All the data should be repeated exactly. Any image in it is left out.

**Extracted data entries**.
:::::

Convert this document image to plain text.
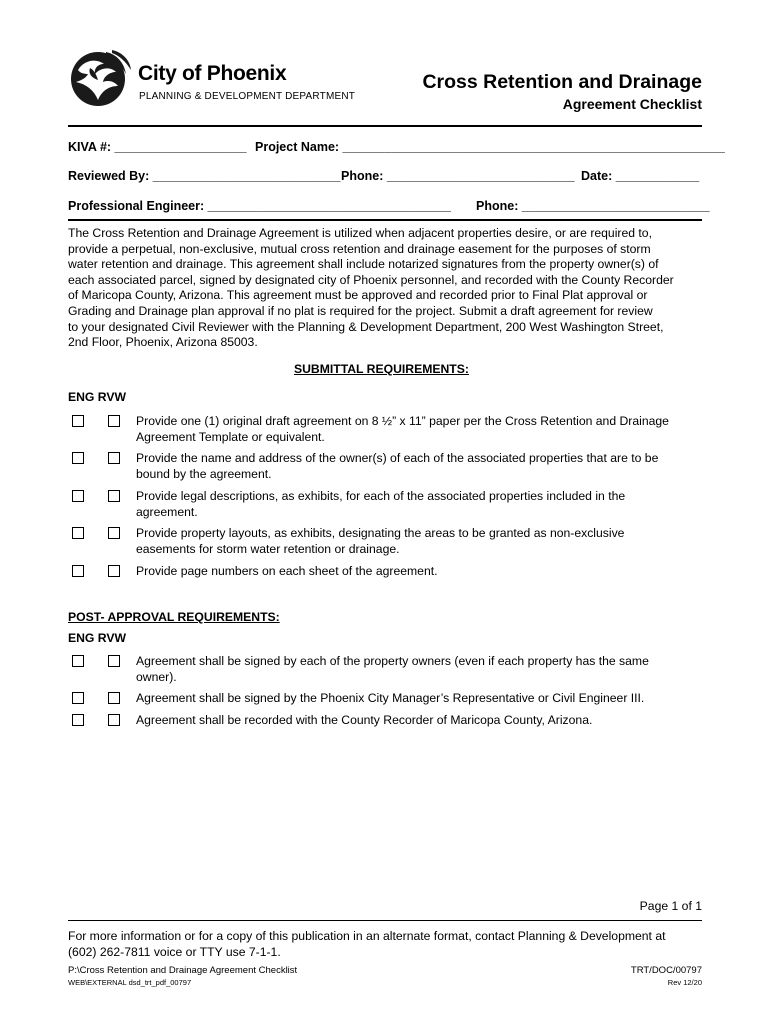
City of Phoenix
PLANNING & DEVELOPMENT DEPARTMENT
Cross Retention and Drainage
Agreement Checklist
KIVA #: ___________________ Project Name: _______________________________________________________
Reviewed By: ___________________________ Phone: ___________________________ Date: ____________
Professional Engineer: ___________________________________ Phone: ___________________________
The Cross Retention and Drainage Agreement is utilized when adjacent properties desire, or are required to,
provide a perpetual, non-exclusive, mutual cross retention and drainage easement for the purposes of storm
water retention and drainage. This agreement shall include notarized signatures from the property owner(s) of
each associated parcel, signed by designated city of Phoenix personnel, and recorded with the County Recorder
of Maricopa County, Arizona. This agreement must be approved and recorded prior to Final Plat approval or
Grading and Drainage plan approval if no plat is required for the project. Submit a draft agreement for review
to your designated Civil Reviewer with the Planning & Development Department, 200 West Washington Street,
2nd Floor, Phoenix, Arizona 85003.
SUBMITTAL REQUIREMENTS:
ENG RVW
Provide one (1) original draft agreement on 8 ½” x 11” paper per the Cross Retention and Drainage
Agreement Template or equivalent.
Provide the name and address of the owner(s) of each of the associated properties that are to be
bound by the agreement.
Provide legal descriptions, as exhibits, for each of the associated properties included in the
agreement.
Provide property layouts, as exhibits, designating the areas to be granted as non-exclusive
easements for storm water retention or drainage.
Provide page numbers on each sheet of the agreement.
POST- APPROVAL REQUIREMENTS:
ENG RVW
Agreement shall be signed by each of the property owners (even if each property has the same
owner).
Agreement shall be signed by the Phoenix City Manager’s Representative or Civil Engineer III.
Agreement shall be recorded with the County Recorder of Maricopa County, Arizona.
Page 1 of 1
For more information or for a copy of this publication in an alternate format, contact Planning & Development at
(602) 262-7811 voice or TTY use 7-1-1.
P:\Cross Retention and Drainage Agreement Checklist
WEB\EXTERNAL dsd_trt_pdf_00797
TRT/DOC/00797
Rev 12/20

:::::

**Problem solution**.
Convert this document image to plain text.
City of Phoenix
PLANNING & DEVELOPMENT DEPARTMENT
Cross Retention and Drainage
Agreement Checklist
KIVA #: ___________________ Project Name: _______________________________________________________
Reviewed By: ___________________________ Phone: ___________________________ Date: ____________
Professional Engineer: ___________________________________ Phone: ___________________________
The Cross Retention and Drainage Agreement is utilized when adjacent properties desire, or are required to,
provide a perpetual, non-exclusive, mutual cross retention and drainage easement for the purposes of storm
water retention and drainage. This agreement shall include notarized signatures from the property owner(s) of
each associated parcel, signed by designated city of Phoenix personnel, and recorded with the County Recorder
of Maricopa County, Arizona. This agreement must be approved and recorded prior to Final Plat approval or
Grading and Drainage plan approval if no plat is required for the project. Submit a draft agreement for review
to your designated Civil Reviewer with the Planning & Development Department, 200 West Washington Street,
2nd Floor, Phoenix, Arizona 85003.
SUBMITTAL REQUIREMENTS:
ENG RVW
Provide one (1) original draft agreement on 8 ½” x 11” paper per the Cross Retention and Drainage
Agreement Template or equivalent.
Provide the name and address of the owner(s) of each of the associated properties that are to be
bound by the agreement.
Provide legal descriptions, as exhibits, for each of the associated properties included in the
agreement.
Provide property layouts, as exhibits, designating the areas to be granted as non-exclusive
easements for storm water retention or drainage.
Provide page numbers on each sheet of the agreement.
POST- APPROVAL REQUIREMENTS:
ENG RVW
Agreement shall be signed by each of the property owners (even if each property has the same
owner).
Agreement shall be signed by the Phoenix City Manager’s Representative or Civil Engineer III.
Agreement shall be recorded with the County Recorder of Maricopa County, Arizona.
Page 1 of 1
For more information or for a copy of this publication in an alternate format, contact Planning & Development at
(602) 262-7811 voice or TTY use 7-1-1.
P:\Cross Retention and Drainage Agreement Checklist
WEB\EXTERNAL dsd_trt_pdf_00797
TRT/DOC/00797
Rev 12/20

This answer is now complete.